● **WHAT IS EXPECTED**: Extract each line of the data below exactly as written.

====== SUPPLIED RECORDS ======

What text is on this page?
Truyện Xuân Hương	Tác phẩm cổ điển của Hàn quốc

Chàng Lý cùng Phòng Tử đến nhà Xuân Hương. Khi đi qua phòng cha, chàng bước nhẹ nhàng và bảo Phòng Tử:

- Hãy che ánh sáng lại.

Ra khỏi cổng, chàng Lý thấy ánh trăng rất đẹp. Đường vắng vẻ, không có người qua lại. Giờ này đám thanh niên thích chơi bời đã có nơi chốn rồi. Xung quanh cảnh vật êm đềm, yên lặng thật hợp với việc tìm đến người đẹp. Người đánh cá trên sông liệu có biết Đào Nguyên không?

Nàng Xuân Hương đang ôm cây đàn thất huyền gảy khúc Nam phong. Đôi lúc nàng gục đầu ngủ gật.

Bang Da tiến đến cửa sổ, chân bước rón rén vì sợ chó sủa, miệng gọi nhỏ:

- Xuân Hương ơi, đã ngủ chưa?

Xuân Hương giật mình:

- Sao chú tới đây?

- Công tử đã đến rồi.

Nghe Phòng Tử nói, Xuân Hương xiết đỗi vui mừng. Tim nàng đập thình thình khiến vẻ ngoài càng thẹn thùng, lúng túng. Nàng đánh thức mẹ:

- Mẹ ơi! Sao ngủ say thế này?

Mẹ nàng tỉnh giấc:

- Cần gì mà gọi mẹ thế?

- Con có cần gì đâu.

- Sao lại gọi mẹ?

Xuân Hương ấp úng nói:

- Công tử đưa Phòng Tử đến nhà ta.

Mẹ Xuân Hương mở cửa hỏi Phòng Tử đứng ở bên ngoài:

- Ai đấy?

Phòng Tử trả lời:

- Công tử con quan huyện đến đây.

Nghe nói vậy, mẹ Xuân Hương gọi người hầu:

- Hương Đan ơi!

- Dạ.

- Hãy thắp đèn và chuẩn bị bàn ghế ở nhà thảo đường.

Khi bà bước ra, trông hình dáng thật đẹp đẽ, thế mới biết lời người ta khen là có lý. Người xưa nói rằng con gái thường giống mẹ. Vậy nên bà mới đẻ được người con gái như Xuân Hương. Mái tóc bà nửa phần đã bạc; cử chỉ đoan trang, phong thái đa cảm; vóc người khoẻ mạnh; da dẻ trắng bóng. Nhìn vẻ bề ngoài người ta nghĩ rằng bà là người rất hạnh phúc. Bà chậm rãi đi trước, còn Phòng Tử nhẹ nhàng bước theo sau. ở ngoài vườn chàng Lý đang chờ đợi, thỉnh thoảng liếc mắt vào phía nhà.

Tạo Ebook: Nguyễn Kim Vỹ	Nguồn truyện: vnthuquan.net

======

● **TASK RESULT**:
What text is on this page?
Truyện Xuân Hương	Tác phẩm cổ điển của Hàn quốc

Chàng Lý cùng Phòng Tử đến nhà Xuân Hương. Khi đi qua phòng cha, chàng bước nhẹ nhàng và bảo Phòng Tử:

- Hãy che ánh sáng lại.

Ra khỏi cổng, chàng Lý thấy ánh trăng rất đẹp. Đường vắng vẻ, không có người qua lại. Giờ này đám thanh niên thích chơi bời đã có nơi chốn rồi. Xung quanh cảnh vật êm đềm, yên lặng thật hợp với việc tìm đến người đẹp. Người đánh cá trên sông liệu có biết Đào Nguyên không?

Nàng Xuân Hương đang ôm cây đàn thất huyền gảy khúc Nam phong. Đôi lúc nàng gục đầu ngủ gật.

Bang Da tiến đến cửa sổ, chân bước rón rén vì sợ chó sủa, miệng gọi nhỏ:

- Xuân Hương ơi, đã ngủ chưa?

Xuân Hương giật mình:

- Sao chú tới đây?

- Công tử đã đến rồi.

Nghe Phòng Tử nói, Xuân Hương xiết đỗi vui mừng. Tim nàng đập thình thình khiến vẻ ngoài càng thẹn thùng, lúng túng. Nàng đánh thức mẹ:

- Mẹ ơi! Sao ngủ say thế này?

Mẹ nàng tỉnh giấc:

- Cần gì mà gọi mẹ thế?

- Con có cần gì đâu.

- Sao lại gọi mẹ?

Xuân Hương ấp úng nói:

- Công tử đưa Phòng Tử đến nhà ta.

Mẹ Xuân Hương mở cửa hỏi Phòng Tử đứng ở bên ngoài:

- Ai đấy?

Phòng Tử trả lời:

- Công tử con quan huyện đến đây.

Nghe nói vậy, mẹ Xuân Hương gọi người hầu:

- Hương Đan ơi!

- Dạ.

- Hãy thắp đèn và chuẩn bị bàn ghế ở nhà thảo đường.

Khi bà bước ra, trông hình dáng thật đẹp đẽ, thế mới biết lời người ta khen là có lý. Người xưa nói rằng con gái thường giống mẹ. Vậy nên bà mới đẻ được người con gái như Xuân Hương. Mái tóc bà nửa phần đã bạc; cử chỉ đoan trang, phong thái đa cảm; vóc người khoẻ mạnh; da dẻ trắng bóng. Nhìn vẻ bề ngoài người ta nghĩ rằng bà là người rất hạnh phúc. Bà chậm rãi đi trước, còn Phòng Tử nhẹ nhàng bước theo sau. ở ngoài vườn chàng Lý đang chờ đợi, thỉnh thoảng liếc mắt vào phía nhà.

Tạo Ebook: Nguyễn Kim Vỹ	Nguồn truyện: vnthuquan.net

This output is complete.